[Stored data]

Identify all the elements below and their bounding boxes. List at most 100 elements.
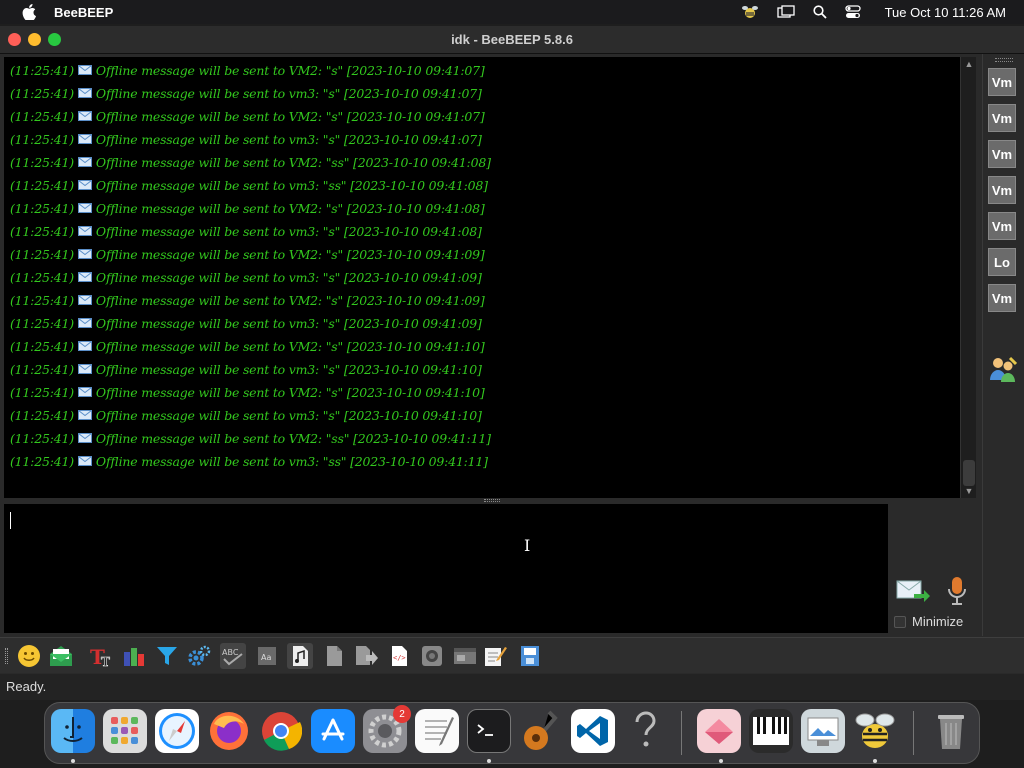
chat-message: (11:25:41) Offline message will be sent t… [10,197,485,220]
apps-collection-icon[interactable] [697,709,741,753]
window-switcher-icon[interactable] [776,5,795,19]
message-timestamp: (11:25:41) [10,431,74,446]
panel-grip-handle[interactable] [995,58,1013,62]
message-timestamp: (11:25:41) [10,454,74,469]
svg-text:</>: </> [393,654,406,662]
scroll-down-arrow-icon[interactable]: ▼ [964,486,974,496]
user-button[interactable]: Vm [988,140,1016,168]
message-timestamp: (11:25:41) [10,132,74,147]
scroll-up-arrow-icon[interactable]: ▲ [964,59,974,69]
message-input[interactable]: I [4,504,888,633]
garageband-icon[interactable] [519,709,563,753]
text-font-icon[interactable]: TT [88,643,114,669]
envelope-icon [77,316,92,328]
beebeep-tray-icon[interactable] [741,4,759,20]
app-store-icon[interactable] [311,709,355,753]
svg-text:ABC: ABC [222,648,239,657]
chat-message: (11:25:41) Offline message will be sent t… [10,105,485,128]
active-app-name[interactable]: BeeBEEP [54,5,113,20]
system-settings-icon[interactable]: 2 [363,705,411,753]
text-color-icon[interactable] [121,643,147,669]
envelope-icon [77,454,92,466]
chat-message: (11:25:41) Offline message will be sent t… [10,335,485,358]
safari-icon[interactable] [155,709,199,753]
terminal-icon[interactable] [467,709,511,753]
message-text: Offline message will be sent to vm3: "s"… [95,224,482,239]
user-button[interactable]: Lo [988,248,1016,276]
message-text: Offline message will be sent to vm3: "s"… [95,316,482,331]
chat-log[interactable]: (11:25:41) Offline message will be sent t… [4,57,960,498]
open-mail-icon[interactable] [48,643,74,669]
message-text: Offline message will be sent to VM2: "s"… [95,385,485,400]
voice-message-button[interactable] [946,576,968,606]
settings-gear-icon[interactable] [186,643,212,669]
message-timestamp: (11:25:41) [10,201,74,216]
window-capture-icon[interactable] [452,643,478,669]
envelope-icon [77,155,92,167]
toolbar-grip-handle[interactable] [5,648,8,664]
firefox-icon[interactable] [207,709,251,753]
message-timestamp: (11:25:41) [10,385,74,400]
beebeep-dock-icon[interactable] [853,709,897,753]
envelope-icon [77,431,92,443]
message-text: Offline message will be sent to vm3: "s"… [95,270,482,285]
ibeam-cursor-icon: I [524,536,531,555]
chat-message: (11:25:41) Offline message will be sent t… [10,381,485,404]
window-titlebar[interactable]: idk - BeeBEEP 5.8.6 [0,26,1024,54]
document-icon[interactable] [321,643,347,669]
beebeep-running-dot [873,759,877,763]
dock-separator [681,711,682,755]
apple-menu-icon[interactable] [20,3,38,21]
piano-app-icon[interactable] [749,709,793,753]
message-text: Offline message will be sent to vm3: "s"… [95,362,482,377]
finder-icon[interactable] [51,709,95,753]
textedit-icon[interactable] [415,709,459,753]
group-users-icon[interactable] [988,354,1018,384]
chat-message: (11:25:41) Offline message will be sent t… [10,220,482,243]
user-button[interactable]: Vm [988,284,1016,312]
emoticon-icon[interactable] [16,643,42,669]
filter-icon[interactable] [154,643,180,669]
html-code-icon[interactable]: </> [386,643,412,669]
launchpad-icon[interactable] [103,709,147,753]
trash-icon[interactable] [929,709,973,753]
vscode-icon[interactable] [571,709,615,753]
user-button[interactable]: Vm [988,176,1016,204]
chat-message: (11:25:41) Offline message will be sent t… [10,59,485,82]
user-button[interactable]: Vm [988,104,1016,132]
chat-message: (11:25:41) Offline message will be sent t… [10,151,491,174]
send-folder-icon[interactable] [353,643,379,669]
message-text: Offline message will be sent to VM2: "s"… [95,201,485,216]
send-message-button[interactable] [896,578,930,604]
text-caret [10,512,11,529]
save-chat-icon[interactable] [517,643,543,669]
user-button[interactable]: Vm [988,68,1016,96]
chat-log-scrollbar[interactable]: ▲ ▼ [960,57,976,498]
spotlight-search-icon[interactable] [812,5,827,19]
dictionary-icon[interactable]: Aa [254,643,280,669]
message-text: Offline message will be sent to VM2: "s"… [95,63,485,78]
screenshot-icon[interactable] [419,643,445,669]
minimize-checkbox-box[interactable] [894,615,906,628]
control-center-icon[interactable] [844,5,861,19]
user-list-panel: Vm Vm Vm Vm Vm Lo Vm [982,54,1024,636]
send-file-icon[interactable] [287,643,313,669]
menubar-clock[interactable]: Tue Oct 10 11:26 AM [885,5,1006,20]
chrome-icon[interactable] [259,709,303,753]
chat-message: (11:25:41) Offline message will be sent t… [10,289,485,312]
message-timestamp: (11:25:41) [10,408,74,423]
user-button[interactable]: Vm [988,212,1016,240]
scrollbar-thumb[interactable] [963,460,975,486]
minimize-checkbox[interactable]: Minimize [894,614,963,629]
message-timestamp: (11:25:41) [10,224,74,239]
envelope-icon [77,408,92,420]
edit-notes-icon[interactable] [482,643,508,669]
preview-icon[interactable] [801,709,845,753]
svg-text:Aa: Aa [261,653,271,662]
status-text: Ready. [6,679,47,694]
status-bar: Ready. [0,674,1024,700]
message-timestamp: (11:25:41) [10,247,74,262]
message-text: Offline message will be sent to VM2: "s"… [95,293,485,308]
spellcheck-icon[interactable]: ABC [220,643,246,669]
unknown-app-question-icon[interactable] [623,709,667,753]
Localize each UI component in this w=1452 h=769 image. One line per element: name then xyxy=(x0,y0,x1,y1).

# Task description:
Retype all of the material above exactly as it appears, but leave the pictures out of your answer.

# Result:
Identify all the elements below and their bounding boxes. List at most 100 elements.
chat-message: (11:25:41) Offline message will be sent t… [10,197,485,220]
apps-collection-icon[interactable] [697,709,741,753]
window-switcher-icon[interactable] [776,5,795,19]
message-timestamp: (11:25:41) [10,431,74,446]
panel-grip-handle[interactable] [995,58,1013,62]
message-timestamp: (11:25:41) [10,454,74,469]
svg-text:</>: </> [393,654,406,662]
scroll-down-arrow-icon[interactable]: ▼ [964,486,974,496]
user-button[interactable]: Vm [988,140,1016,168]
message-timestamp: (11:25:41) [10,132,74,147]
scroll-up-arrow-icon[interactable]: ▲ [964,59,974,69]
message-input[interactable]: I [4,504,888,633]
garageband-icon[interactable] [519,709,563,753]
text-font-icon[interactable]: TT [88,643,114,669]
envelope-icon [77,316,92,328]
beebeep-tray-icon[interactable] [741,4,759,20]
app-store-icon[interactable] [311,709,355,753]
svg-text:ABC: ABC [222,648,239,657]
chat-message: (11:25:41) Offline message will be sent t… [10,105,485,128]
active-app-name[interactable]: BeeBEEP [54,5,113,20]
system-settings-icon[interactable]: 2 [363,705,411,753]
text-color-icon[interactable] [121,643,147,669]
envelope-icon [77,454,92,466]
chat-message: (11:25:41) Offline message will be sent t… [10,335,485,358]
safari-icon[interactable] [155,709,199,753]
terminal-icon[interactable] [467,709,511,753]
message-text: Offline message will be sent to vm3: "s"… [95,224,482,239]
user-button[interactable]: Lo [988,248,1016,276]
message-text: Offline message will be sent to vm3: "s"… [95,316,482,331]
chat-log[interactable]: (11:25:41) Offline message will be sent t… [4,57,960,498]
open-mail-icon[interactable] [48,643,74,669]
message-text: Offline message will be sent to VM2: "s"… [95,385,485,400]
voice-message-button[interactable] [946,576,968,606]
settings-gear-icon[interactable] [186,643,212,669]
message-timestamp: (11:25:41) [10,201,74,216]
window-capture-icon[interactable] [452,643,478,669]
envelope-icon [77,155,92,167]
toolbar-grip-handle[interactable] [5,648,8,664]
firefox-icon[interactable] [207,709,251,753]
message-timestamp: (11:25:41) [10,385,74,400]
beebeep-dock-icon[interactable] [853,709,897,753]
envelope-icon [77,431,92,443]
message-text: Offline message will be sent to vm3: "s"… [95,270,482,285]
ibeam-cursor-icon: I [524,536,531,555]
chat-message: (11:25:41) Offline message will be sent t… [10,381,485,404]
window-titlebar[interactable]: idk - BeeBEEP 5.8.6 [0,26,1024,54]
document-icon[interactable] [321,643,347,669]
beebeep-running-dot [873,759,877,763]
dock-separator [681,711,682,755]
apple-menu-icon[interactable] [20,3,38,21]
piano-app-icon[interactable] [749,709,793,753]
message-text: Offline message will be sent to vm3: "s"… [95,362,482,377]
finder-icon[interactable] [51,709,95,753]
textedit-icon[interactable] [415,709,459,753]
group-users-icon[interactable] [988,354,1018,384]
chat-message: (11:25:41) Offline message will be sent t… [10,220,482,243]
user-button[interactable]: Vm [988,284,1016,312]
emoticon-icon[interactable] [16,643,42,669]
filter-icon[interactable] [154,643,180,669]
html-code-icon[interactable]: </> [386,643,412,669]
launchpad-icon[interactable] [103,709,147,753]
trash-icon[interactable] [929,709,973,753]
vscode-icon[interactable] [571,709,615,753]
user-button[interactable]: Vm [988,176,1016,204]
chat-message: (11:25:41) Offline message will be sent t… [10,59,485,82]
user-button[interactable]: Vm [988,104,1016,132]
chat-message: (11:25:41) Offline message will be sent t… [10,151,491,174]
send-folder-icon[interactable] [353,643,379,669]
message-text: Offline message will be sent to VM2: "s"… [95,201,485,216]
send-message-button[interactable] [896,578,930,604]
text-caret [10,512,11,529]
save-chat-icon[interactable] [517,643,543,669]
user-button[interactable]: Vm [988,68,1016,96]
chat-log-scrollbar[interactable]: ▲ ▼ [960,57,976,498]
spotlight-search-icon[interactable] [812,5,827,19]
dictionary-icon[interactable]: Aa [254,643,280,669]
message-text: Offline message will be sent to VM2: "s"… [95,63,485,78]
screenshot-icon[interactable] [419,643,445,669]
minimize-checkbox-box[interactable] [894,615,906,628]
control-center-icon[interactable] [844,5,861,19]
user-list-panel: Vm Vm Vm Vm Vm Lo Vm [982,54,1024,636]
send-file-icon[interactable] [287,643,313,669]
menubar-clock[interactable]: Tue Oct 10 11:26 AM [885,5,1006,20]
chrome-icon[interactable] [259,709,303,753]
chat-message: (11:25:41) Offline message will be sent t… [10,289,485,312]
message-timestamp: (11:25:41) [10,408,74,423]
user-button[interactable]: Vm [988,212,1016,240]
scrollbar-thumb[interactable] [963,460,975,486]
minimize-checkbox[interactable]: Minimize [894,614,963,629]
message-timestamp: (11:25:41) [10,224,74,239]
envelope-icon [77,408,92,420]
edit-notes-icon[interactable] [482,643,508,669]
preview-icon[interactable] [801,709,845,753]
svg-text:Aa: Aa [261,653,271,662]
status-text: Ready. [6,679,47,694]
status-bar: Ready. [0,674,1024,700]
message-timestamp: (11:25:41) [10,247,74,262]
message-text: Offline message will be sent to VM2: "s"… [95,293,485,308]
spellcheck-icon[interactable]: ABC [220,643,246,669]
unknown-app-question-icon[interactable] [623,709,667,753]
Localize each UI component in this w=1452 h=769 image. One line per element: name then xyxy=(x0,y0,x1,y1).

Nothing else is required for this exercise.